> _提示文章_:

■ ■ ■ ■ ■ ■ ■

まるで少女みたいに恋をする

毎日は優しい奇跡で溢れてる 一緒に奇跡を見つけませんか

手の中の幸せ




幸せになりたくて

手を伸ばしてみたけれど


なかなか届かなくて掴めなくて
あきらめて拗ねる


どうせ私なんてこのくらいがお似合い




そんな気分のまま
懐かしい友達と待ち合わせした

久しぶり



あの子は
優しい人と結婚して
あたたかい家庭を作ってる

あの子は
仕事出来る彼を見つけて
あんなに立派な家に住んでる



わたしは




シングルマザーでこの程度


ずっと仕事して
ずっとひとりで子育てして


なんだか


惨めだ…






なかなか予約がとれないスペイン料理
こじゃれたお店で三人で乾杯

みんな
綺麗に年をとったね

誉めあいながら笑った

もう知り合ってから40年も経っちゃった



いろんな話しながら
ほろほろ酔ってきた時


いいなぁ
仕事して
わたしも仕事していたかった


立派な家に住んでる彼女に言われた


ひろいお庭のガーデニングが趣味の彼女
なんにも悩みなんてなさそう


幸せだけど毎日平凡
これからは何かお店でもやりたいなぁ




生活費を稼がなくていい毎日なら
平凡でもいーけど

なんて意地悪な事をわたしは心で呟く




いいなぁ
今好きなひとがいて
家なんてもう話すこともないよ
寝るのも別々


大恋愛して結婚した彼女が言う



えー
あんなに大好きな人だったのに
寂しくない?

■ ■ ■ ■ ■ ■ ■

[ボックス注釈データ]

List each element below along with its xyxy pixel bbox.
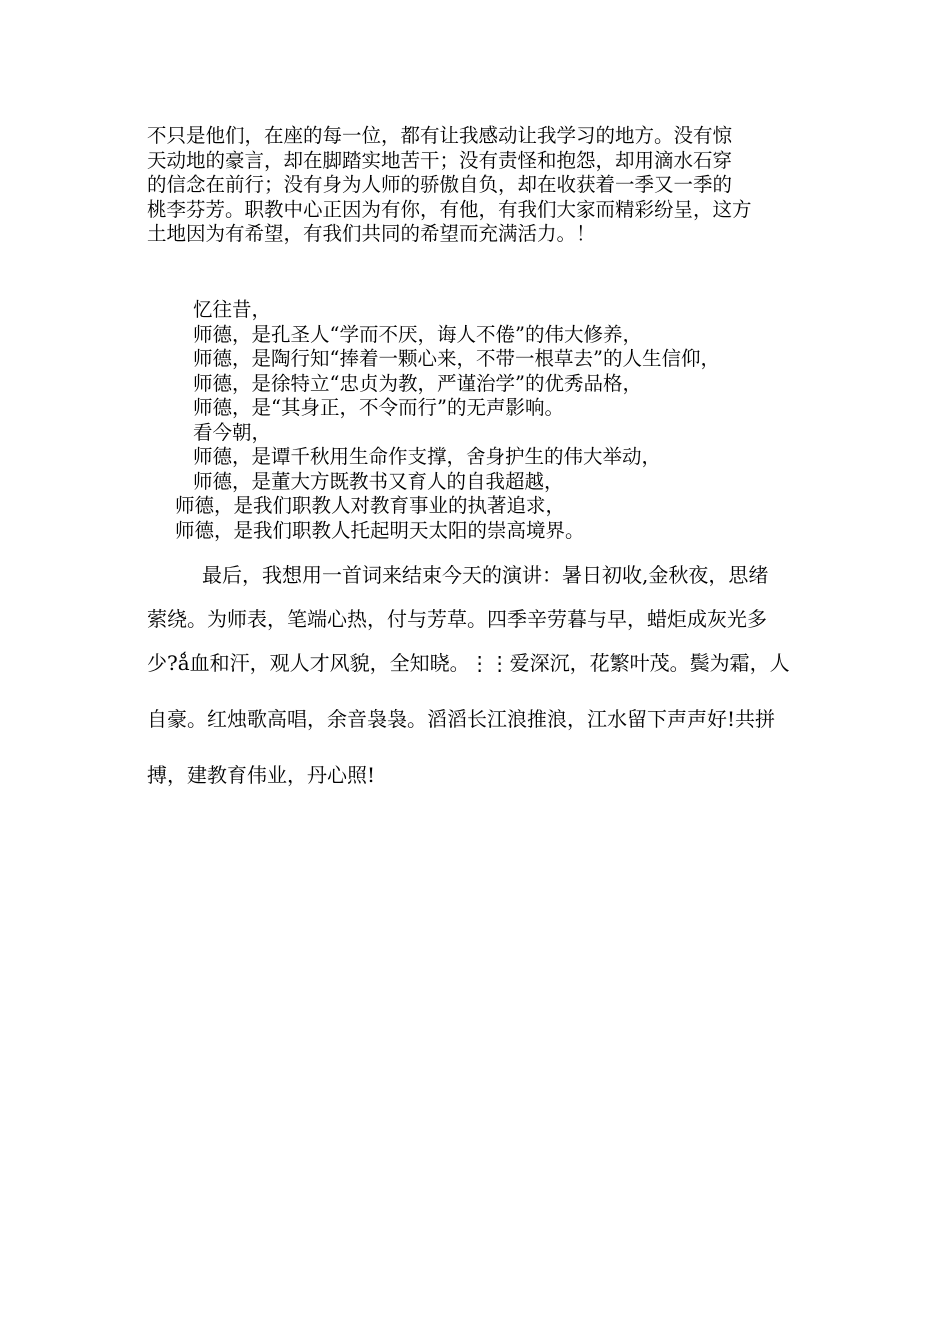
poem-line: 师德，是陶行知“捧着一颗心来，不带一根草去”的人生信仰，	[193, 347, 720, 370]
poem-line: 忆往昔，	[193, 298, 272, 321]
closing-line: 自豪。红烛歌高唱，余音袅袅。滔滔长江浪推浪，江水留下声声好!共拼	[147, 707, 776, 731]
poem-line: 师德，是徐特立“忠贞为教，严谨治学”的优秀品格，	[193, 371, 642, 395]
poem-block	[147, 298, 827, 543]
intro-line: 土地因为有希望，有我们共同的希望而充满活力。！	[147, 222, 596, 245]
closing-line: 最后，我想用一首词来结束今天的演讲：暑日初收,金秋夜，思绪	[202, 563, 769, 587]
intro-line: 不只是他们，在座的每一位，都有让我感动让我学习的地方。没有惊	[147, 124, 733, 147]
closing-line: 少?ǻ血和汗，观人才风貌，全知晓。⋮⋮爱深沉，花繁叶茂。鬓为霜，人	[147, 651, 790, 675]
closing-paragraph	[147, 561, 817, 789]
poem-line: 师德，是董大方既教书又育人的自我超越，	[193, 469, 564, 493]
intro-line: 的信念在前行；没有身为人师的骄傲自负，却在收获着一季又一季的	[147, 173, 733, 196]
closing-line: 搏，建教育伟业，丹心照!	[147, 763, 376, 787]
poem-line: 师德，是孔圣人“学而不厌，诲人不倦”的伟大修养，	[193, 322, 642, 346]
closing-line: 萦绕。为师表，笔端心热，付与芳草。四季辛劳暮与早，蜡炬成灰光多	[147, 607, 767, 631]
poem-line: 师德，是我们职教人对教育事业的执著追求，	[175, 494, 566, 517]
intro-line: 桃李芬芳。职教中心正因为有你，有他，有我们大家而精彩纷呈，这方	[147, 197, 752, 221]
intro-paragraph	[147, 124, 812, 247]
poem-line: 看今朝，	[193, 420, 272, 444]
poem-line: 师德，是我们职教人托起明天太阳的崇高境界。	[175, 518, 585, 542]
poem-line: 师德，是“其身正，不令而行”的无声影响。	[193, 396, 564, 419]
intro-line: 天动地的豪言，却在脚踏实地苦干；没有责怪和抱怨，却用滴水石穿	[147, 148, 733, 172]
poem-line: 师德，是谭千秋用生命作支撑，舍身护生的伟大举动，	[193, 445, 662, 468]
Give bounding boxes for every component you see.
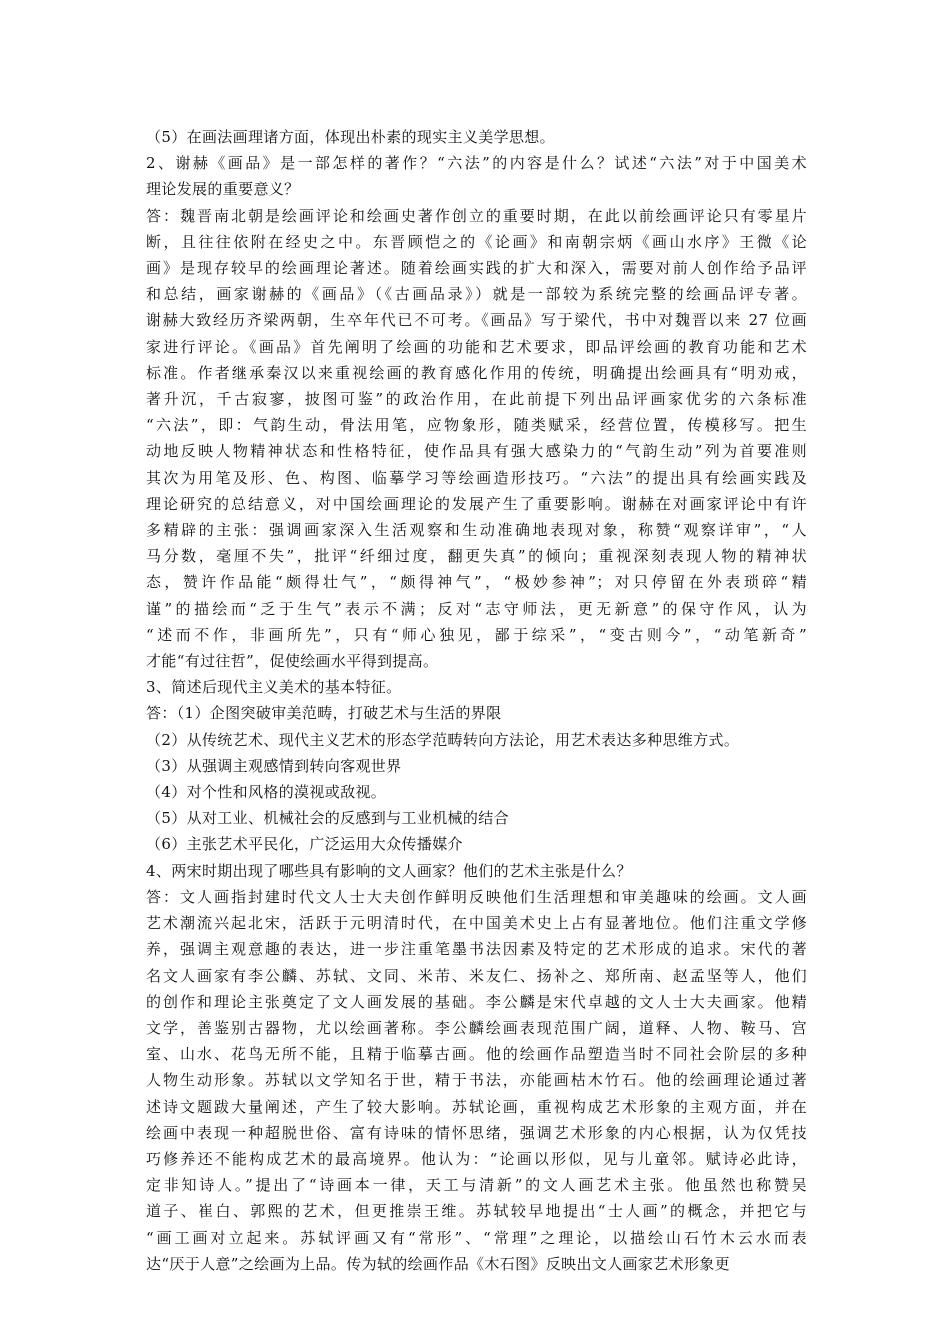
paragraph xyxy=(146,831,807,857)
paragraph xyxy=(146,124,807,150)
text-line: 艺术潮流兴起北宋，活跃于元明清时代，在中国美术史上占有显著地位。他们注重文学修 xyxy=(146,914,807,933)
text-line: 答：魏晋南北朝是绘画评论和绘画史著作创立的重要时期，在此以前绘画评论只有零星片 xyxy=(146,206,807,225)
text-line: （5）从对工业、机械社会的反感到与工业机械的结合 xyxy=(146,809,509,828)
text-line: 答：（1）企图突破审美范畴，打破艺术与生活的界限 xyxy=(146,704,502,723)
paragraph xyxy=(146,150,807,202)
text-line: 著升沉，千古寂寥，披图可鉴”的政治作用，在此前提下列出品评画家优劣的六条标准 xyxy=(146,390,807,409)
text-line: 理论研究的总结意义，对中国绘画理论的发展产生了重要影响。谢赫在对画家评论中有许 xyxy=(146,494,807,513)
text-line: （4）对个性和风格的漠视或敌视。 xyxy=(146,783,387,802)
text-line: “六法”，即：气韵生动，骨法用笔，应物象形，随类赋采，经营位置，传模移写。把生 xyxy=(146,416,807,435)
text-line: 巧修养还不能构成艺术的最高境界。他认为：“论画以形似，见与儿童邻。赋诗必此诗， xyxy=(146,1149,807,1168)
text-line: 述诗文题跋大量阐述，产生了较大影响。苏轼论画，重视构成艺术形象的主观方面，并在 xyxy=(146,1097,807,1116)
paragraph xyxy=(146,779,807,805)
text-line: 的创作和理论主张奠定了文人画发展的基础。李公麟是宋代卓越的文人士大夫画家。他精 xyxy=(146,992,807,1011)
text-line: 人物生动形象。苏轼以文学知名于世，精于书法，亦能画枯木竹石。他的绘画理论通过著 xyxy=(146,1071,807,1090)
text-line: 名文人画家有李公麟、苏轼、文同、米芾、米友仁、扬补之、郑所南、赵孟坚等人，他们 xyxy=(146,966,807,985)
text-line: 画》是现存较早的绘画理论著述。随着绘画实践的扩大和深入，需要对前人创作给予品评 xyxy=(146,259,807,278)
text-line: 谨”的描绘而“乏于生气”表示不满；反对“志守师法，更无新意”的保守作风，认为 xyxy=(146,599,807,618)
text-line: “画工画对立起来。苏轼评画又有“常形”、“常理”之理论，以描绘山石竹木云水而表 xyxy=(146,1228,807,1247)
paragraph xyxy=(146,700,807,726)
text-line: 和总结，画家谢赫的《画品》（《古画品录》）就是一部较为系统完整的绘画品评专著。 xyxy=(146,285,807,304)
text-line: 4、两宋时期出现了哪些具有影响的文人画家？他们的艺术主张是什么？ xyxy=(146,861,632,880)
text-line: 家进行评论。《画品》首先阐明了绘画的功能和艺术要求，即品评绘画的教育功能和艺术 xyxy=(146,337,807,356)
text-line: 室、山水、花鸟无所不能，且精于临摹古画。他的绘画作品塑造当时不同社会阶层的多种 xyxy=(146,1045,807,1064)
text-line: 态，赞许作品能“颇得壮气”，“颇得神气”，“极妙参神”；对只停留在外表琐碎“精 xyxy=(146,573,807,592)
paragraph xyxy=(146,805,807,831)
text-line: 道子、崔白、郭熙的艺术，但更推崇王维。苏轼较早地提出“士人画”的概念，并把它与 xyxy=(146,1202,807,1221)
paragraph xyxy=(146,674,807,700)
text-line: 才能“有过往哲”，促使绘画水平得到提高。 xyxy=(146,652,439,671)
text-line: 2、谢赫《画品》是一部怎样的著作？“六法”的内容是什么？试述“六法”对于中国美术 xyxy=(146,154,807,173)
text-line: 绘画中表现一种超脱世俗、富有诗味的情怀思绪，强调艺术形象的内心根据，认为仅凭技 xyxy=(146,1123,807,1142)
document-page xyxy=(146,124,807,1277)
paragraph xyxy=(146,727,807,753)
text-line: 多精辟的主张：强调画家深入生活观察和生动准确地表现对象，称赞“观察详审”，“人 xyxy=(146,521,807,540)
paragraph xyxy=(146,203,807,675)
paragraph xyxy=(146,753,807,779)
text-line: （6）主张艺术平民化，广泛运用大众传播媒介 xyxy=(146,835,463,854)
text-line: （5）在画法画理诸方面，体现出朴素的现实主义美学思想。 xyxy=(146,128,555,146)
text-line: 马分数，毫厘不失”，批评“纤细过度，翻更失真”的倾向；重视深刻表现人物的精神状 xyxy=(146,547,807,566)
text-line: 文学，善鉴别古器物，尤以绘画著称。李公麟绘画表现范围广阔，道释、人物、鞍马、宫 xyxy=(146,1018,807,1037)
text-line: 标准。作者继承秦汉以来重视绘画的教育感化作用的传统，明确提出绘画具有“明劝戒， xyxy=(146,363,807,382)
text-line: 谢赫大致经历齐梁两朝，生卒年代已不可考。《画品》写于梁代，书中对魏晋以来 27 位画 xyxy=(146,311,807,330)
text-line: 其次为用笔及形、色、构图、临摹学习等绘画造形技巧。“六法”的提出具有绘画实践及 xyxy=(146,468,807,487)
text-line: 断，且往往依附在经史之中。东晋顾恺之的《论画》和南朝宗炳《画山水序》王微《论 xyxy=(146,232,807,251)
text-line: “述而不作，非画所先”，只有“师心独见，鄙于综采”，“变古则今”，“动笔新奇” xyxy=(146,625,807,644)
text-line: 定非知诗人。”提出了“诗画本一律，天工与清新”的文人画艺术主张。他虽然也称赞吴 xyxy=(146,1176,807,1195)
text-line: 理论发展的重要意义？ xyxy=(146,180,300,199)
text-line: 动地反映人物精神状态和性格特征，使作品具有强大感染力的“气韵生动”列为首要准则 xyxy=(146,442,807,461)
text-line: （3）从强调主观感情到转向客观世界 xyxy=(146,756,402,775)
text-line: 达“厌于人意”之绘画为上品。传为轼的绘画作品《木石图》反映出文人画家艺术形象更 xyxy=(146,1254,730,1273)
text-line: 答：文人画指封建时代文人士大夫创作鲜明反映他们生活理想和审美趣味的绘画。文人画 xyxy=(146,887,807,906)
text-line: 3、简述后现代主义美术的基本特征。 xyxy=(146,678,402,697)
paragraph xyxy=(146,858,807,884)
paragraph xyxy=(146,884,807,1277)
text-line: （2）从传统艺术、现代主义艺术的形态学范畴转向方法论，用艺术表达多种思维方式。 xyxy=(146,730,740,749)
text-line: 养，强调主观意趣的表达，进一步注重笔墨书法因素及特定的艺术形成的追求。宋代的著 xyxy=(146,940,807,959)
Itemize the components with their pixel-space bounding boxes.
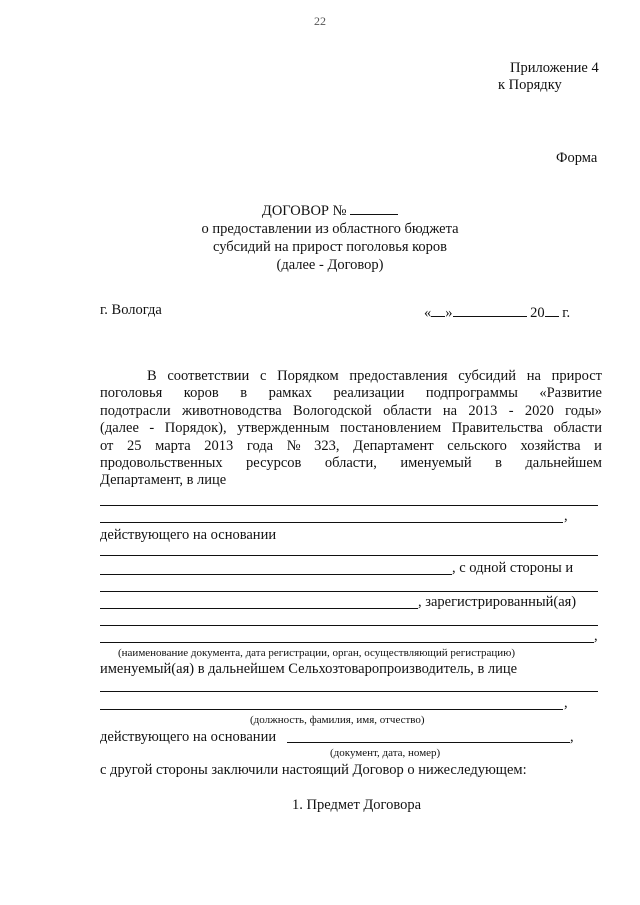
page-number: 22	[314, 14, 326, 28]
intro-word: В	[147, 368, 157, 384]
intro-word: сельского	[447, 437, 507, 454]
blank-line	[100, 691, 598, 692]
appendix-heading	[498, 60, 599, 94]
intro-line	[100, 403, 602, 420]
intro-word: 323,	[314, 437, 340, 454]
registered-text: , зарегистрированный(ая)	[418, 594, 577, 610]
title-line3: субсидий на прирост поголовья коров	[212, 239, 448, 255]
intro-word: от	[100, 437, 114, 454]
comma: ,	[564, 508, 568, 524]
blank-line	[100, 505, 598, 506]
intro-word: Вологодской	[293, 402, 372, 419]
title-line2: о предоставлении из областного бюджета	[201, 221, 459, 237]
document-note: (документ, дата, номер)	[330, 747, 441, 759]
contract-number-blank	[350, 200, 398, 215]
intro-word: реализации	[333, 385, 405, 402]
intro-line	[100, 455, 602, 472]
day-blank	[431, 302, 445, 317]
intro-word: продовольственных	[100, 454, 223, 471]
intro-word: прирост	[551, 368, 602, 384]
intro-word: №	[286, 437, 301, 454]
intro-word: области,	[324, 454, 377, 471]
intro-word: соответствии	[167, 368, 250, 384]
intro-word: «Развитие	[539, 385, 602, 402]
intro-paragraph	[100, 368, 602, 490]
month-blank	[453, 302, 527, 317]
intro-word: подотрасли	[100, 402, 171, 419]
title-line1: ДОГОВОР №	[261, 203, 347, 219]
intro-word: годы»	[565, 402, 602, 419]
comma: ,	[594, 628, 598, 644]
appendix-line1: Приложение 4	[510, 60, 599, 76]
intro-word: года	[246, 437, 274, 454]
section-heading: 1. Предмет Договора	[292, 797, 422, 813]
intro-word: Департамент	[353, 437, 434, 454]
intro-word: дальнейшем	[525, 454, 602, 471]
year-suffix: г.	[562, 305, 571, 321]
intro-word: рамках	[268, 385, 312, 402]
intro-word: Правительства	[451, 420, 543, 437]
intro-word: марта	[155, 437, 191, 454]
intro-word: (далее	[100, 420, 139, 437]
blank-line	[100, 642, 594, 643]
named-producer-text: именуемый(ая) в дальнейшем Сельхозтоваропроизводитель, в лице	[100, 661, 518, 677]
blank-line	[100, 709, 563, 710]
form-label: Форма	[556, 150, 598, 166]
intro-word: субсидий	[458, 368, 516, 384]
other-side-text: с другой стороны заключили настоящий Договор о нижеследующем:	[100, 762, 527, 778]
intro-word: в	[495, 454, 502, 471]
intro-word: -	[508, 402, 514, 419]
intro-line	[100, 420, 602, 437]
comma: ,	[564, 695, 568, 711]
intro-word: именуемый	[400, 454, 472, 471]
blank-line	[100, 522, 563, 523]
intro-line	[100, 385, 602, 402]
blank-line	[100, 591, 598, 592]
intro-word: на	[442, 402, 458, 419]
intro-word: -	[149, 420, 155, 437]
contract-date	[424, 302, 570, 322]
intro-word: области	[553, 420, 602, 437]
registration-note: (наименование документа, дата регистрации, орган, осуществляющий регистрацию)	[118, 647, 516, 659]
intro-word: в	[240, 385, 248, 402]
intro-word: и	[594, 437, 602, 454]
intro-word: на	[526, 368, 541, 384]
intro-word: животноводства	[181, 402, 282, 419]
appendix-line2: к Порядку	[498, 77, 562, 93]
intro-word: хозяйства	[520, 437, 581, 454]
one-side-text: , с одной стороны и	[452, 560, 574, 576]
comma: ,	[570, 729, 574, 745]
blank-line	[100, 625, 598, 626]
date-open-quote: «	[424, 305, 432, 321]
year-blank	[545, 302, 559, 317]
intro-word: 2013	[204, 437, 234, 454]
acting-basis-label: действующего на основании	[100, 527, 277, 543]
intro-line	[100, 368, 602, 385]
intro-word: 25	[127, 437, 142, 454]
intro-word: Порядком	[277, 368, 339, 384]
intro-word: ресурсов	[246, 454, 302, 471]
intro-line	[100, 472, 602, 489]
intro-word: утвержденным	[237, 420, 330, 437]
blank-line	[287, 742, 570, 743]
city: г. Вологда	[100, 302, 162, 318]
title-line4: (далее - Договор)	[276, 257, 384, 273]
position-note: (должность, фамилия, имя, отчество)	[250, 714, 425, 726]
intro-word: 2013	[468, 402, 498, 419]
blank-line	[100, 574, 452, 575]
intro-word: предоставления	[349, 368, 448, 384]
intro-line	[100, 438, 602, 455]
date-close-quote: »	[445, 305, 453, 321]
contract-title	[0, 200, 640, 274]
blank-line	[100, 608, 418, 609]
intro-word: с	[260, 368, 267, 384]
year-prefix: 20	[530, 305, 545, 321]
intro-word: постановлением	[339, 420, 442, 437]
blank-line	[100, 555, 598, 556]
intro-word: коров	[183, 385, 219, 402]
intro-word: области	[383, 402, 432, 419]
intro-word: 2020	[524, 402, 554, 419]
intro-word: поголовья	[100, 385, 163, 402]
intro-word: подпрограммы	[425, 385, 518, 402]
acting-basis-label-2: действующего на основании	[100, 729, 277, 745]
intro-word: Департамент, в лице	[100, 472, 227, 489]
intro-word: Порядок),	[164, 420, 227, 437]
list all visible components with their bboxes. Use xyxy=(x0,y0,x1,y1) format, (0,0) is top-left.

■ ■ ■ ■ ■ ■ ■

> _指示内容_:
提示文章において、「大恋愛して結婚した彼女」が言った内容をすべて挙げてください。

> _解答_:
・今好きなひとがいて「いいなぁ」
・家なんてもう話すこともない
・寝るのも別々